• **Work instructions**
Could you reproduce the data from its start through the line containing "heatmap-cell: [195, 687, 203, 695]", switching "screenshot" to "screen capture" and leaving everything else unchanged?

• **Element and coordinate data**

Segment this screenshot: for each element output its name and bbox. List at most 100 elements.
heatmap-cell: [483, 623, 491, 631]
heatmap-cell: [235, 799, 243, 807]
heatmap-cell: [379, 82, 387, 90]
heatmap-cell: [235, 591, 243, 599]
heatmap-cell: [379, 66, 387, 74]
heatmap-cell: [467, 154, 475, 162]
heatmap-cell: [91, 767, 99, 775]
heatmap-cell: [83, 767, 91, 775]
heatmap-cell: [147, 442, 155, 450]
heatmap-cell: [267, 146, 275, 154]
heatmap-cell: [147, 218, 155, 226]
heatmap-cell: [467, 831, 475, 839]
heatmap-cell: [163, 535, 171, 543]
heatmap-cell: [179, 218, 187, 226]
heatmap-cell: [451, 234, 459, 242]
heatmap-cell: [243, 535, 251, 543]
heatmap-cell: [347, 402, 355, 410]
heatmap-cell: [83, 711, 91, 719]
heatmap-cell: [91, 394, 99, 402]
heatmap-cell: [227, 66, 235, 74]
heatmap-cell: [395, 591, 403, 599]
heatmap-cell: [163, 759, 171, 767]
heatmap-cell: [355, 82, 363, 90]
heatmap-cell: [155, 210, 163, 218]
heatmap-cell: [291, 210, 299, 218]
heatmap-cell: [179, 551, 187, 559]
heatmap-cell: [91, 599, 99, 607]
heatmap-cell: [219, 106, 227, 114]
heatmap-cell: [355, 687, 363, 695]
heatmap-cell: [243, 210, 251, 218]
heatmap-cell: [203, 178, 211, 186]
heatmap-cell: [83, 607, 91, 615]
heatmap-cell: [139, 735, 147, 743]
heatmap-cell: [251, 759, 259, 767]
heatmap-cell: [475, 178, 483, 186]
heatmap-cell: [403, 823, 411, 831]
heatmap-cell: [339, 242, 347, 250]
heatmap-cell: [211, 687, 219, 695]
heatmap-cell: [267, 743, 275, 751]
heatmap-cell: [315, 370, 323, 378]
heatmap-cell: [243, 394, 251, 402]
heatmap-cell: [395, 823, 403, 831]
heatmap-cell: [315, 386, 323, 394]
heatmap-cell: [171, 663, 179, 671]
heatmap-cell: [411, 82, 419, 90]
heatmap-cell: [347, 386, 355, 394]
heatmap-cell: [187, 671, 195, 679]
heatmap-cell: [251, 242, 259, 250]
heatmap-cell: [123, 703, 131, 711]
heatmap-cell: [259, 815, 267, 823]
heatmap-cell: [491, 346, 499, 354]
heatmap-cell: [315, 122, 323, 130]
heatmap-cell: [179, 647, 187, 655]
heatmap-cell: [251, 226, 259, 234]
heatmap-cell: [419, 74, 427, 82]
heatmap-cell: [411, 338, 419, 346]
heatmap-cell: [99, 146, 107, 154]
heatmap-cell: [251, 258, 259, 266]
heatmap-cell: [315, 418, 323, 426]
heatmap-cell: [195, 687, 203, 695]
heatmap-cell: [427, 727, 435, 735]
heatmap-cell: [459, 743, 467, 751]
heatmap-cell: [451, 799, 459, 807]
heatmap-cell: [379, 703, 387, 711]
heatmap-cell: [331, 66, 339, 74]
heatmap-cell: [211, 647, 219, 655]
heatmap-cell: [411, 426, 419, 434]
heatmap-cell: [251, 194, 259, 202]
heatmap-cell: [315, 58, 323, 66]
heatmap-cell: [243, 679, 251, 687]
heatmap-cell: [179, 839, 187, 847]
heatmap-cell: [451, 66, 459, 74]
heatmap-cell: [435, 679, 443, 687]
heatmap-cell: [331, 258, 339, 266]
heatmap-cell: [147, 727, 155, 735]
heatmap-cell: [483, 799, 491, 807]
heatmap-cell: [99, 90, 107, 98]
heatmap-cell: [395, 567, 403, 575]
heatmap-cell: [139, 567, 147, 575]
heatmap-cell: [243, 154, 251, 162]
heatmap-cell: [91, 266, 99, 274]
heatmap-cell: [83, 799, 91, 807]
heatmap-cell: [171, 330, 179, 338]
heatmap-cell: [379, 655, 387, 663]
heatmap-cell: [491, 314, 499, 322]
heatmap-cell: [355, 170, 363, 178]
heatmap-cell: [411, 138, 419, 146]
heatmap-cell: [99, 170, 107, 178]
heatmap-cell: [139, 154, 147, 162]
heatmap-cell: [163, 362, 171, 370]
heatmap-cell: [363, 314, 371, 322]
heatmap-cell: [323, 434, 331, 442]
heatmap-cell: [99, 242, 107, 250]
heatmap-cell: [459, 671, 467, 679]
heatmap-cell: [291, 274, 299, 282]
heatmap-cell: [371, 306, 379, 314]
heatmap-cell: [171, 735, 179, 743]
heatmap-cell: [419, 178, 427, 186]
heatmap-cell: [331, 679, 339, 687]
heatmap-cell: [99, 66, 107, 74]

• **Answer to the task**
Segment this screen capture: for each element output its name and bbox. List at most 100 elements.
heatmap-cell: [483, 623, 491, 631]
heatmap-cell: [235, 799, 243, 807]
heatmap-cell: [379, 82, 387, 90]
heatmap-cell: [235, 591, 243, 599]
heatmap-cell: [379, 66, 387, 74]
heatmap-cell: [467, 154, 475, 162]
heatmap-cell: [91, 767, 99, 775]
heatmap-cell: [83, 767, 91, 775]
heatmap-cell: [147, 442, 155, 450]
heatmap-cell: [267, 146, 275, 154]
heatmap-cell: [147, 218, 155, 226]
heatmap-cell: [467, 831, 475, 839]
heatmap-cell: [163, 535, 171, 543]
heatmap-cell: [179, 218, 187, 226]
heatmap-cell: [451, 234, 459, 242]
heatmap-cell: [243, 535, 251, 543]
heatmap-cell: [347, 402, 355, 410]
heatmap-cell: [83, 711, 91, 719]
heatmap-cell: [91, 394, 99, 402]
heatmap-cell: [227, 66, 235, 74]
heatmap-cell: [395, 591, 403, 599]
heatmap-cell: [163, 759, 171, 767]
heatmap-cell: [355, 82, 363, 90]
heatmap-cell: [155, 210, 163, 218]
heatmap-cell: [291, 210, 299, 218]
heatmap-cell: [179, 551, 187, 559]
heatmap-cell: [91, 599, 99, 607]
heatmap-cell: [219, 106, 227, 114]
heatmap-cell: [355, 687, 363, 695]
heatmap-cell: [243, 210, 251, 218]
heatmap-cell: [203, 178, 211, 186]
heatmap-cell: [83, 607, 91, 615]
heatmap-cell: [139, 735, 147, 743]
heatmap-cell: [251, 759, 259, 767]
heatmap-cell: [475, 178, 483, 186]
heatmap-cell: [403, 823, 411, 831]
heatmap-cell: [339, 242, 347, 250]
heatmap-cell: [211, 687, 219, 695]
heatmap-cell: [267, 743, 275, 751]
heatmap-cell: [315, 370, 323, 378]
heatmap-cell: [243, 394, 251, 402]
heatmap-cell: [395, 823, 403, 831]
heatmap-cell: [315, 386, 323, 394]
heatmap-cell: [171, 663, 179, 671]
heatmap-cell: [411, 82, 419, 90]
heatmap-cell: [347, 386, 355, 394]
heatmap-cell: [187, 671, 195, 679]
heatmap-cell: [251, 242, 259, 250]
heatmap-cell: [123, 703, 131, 711]
heatmap-cell: [259, 815, 267, 823]
heatmap-cell: [491, 346, 499, 354]
heatmap-cell: [315, 122, 323, 130]
heatmap-cell: [179, 647, 187, 655]
heatmap-cell: [251, 226, 259, 234]
heatmap-cell: [419, 74, 427, 82]
heatmap-cell: [411, 338, 419, 346]
heatmap-cell: [99, 146, 107, 154]
heatmap-cell: [251, 258, 259, 266]
heatmap-cell: [315, 418, 323, 426]
heatmap-cell: [195, 687, 203, 695]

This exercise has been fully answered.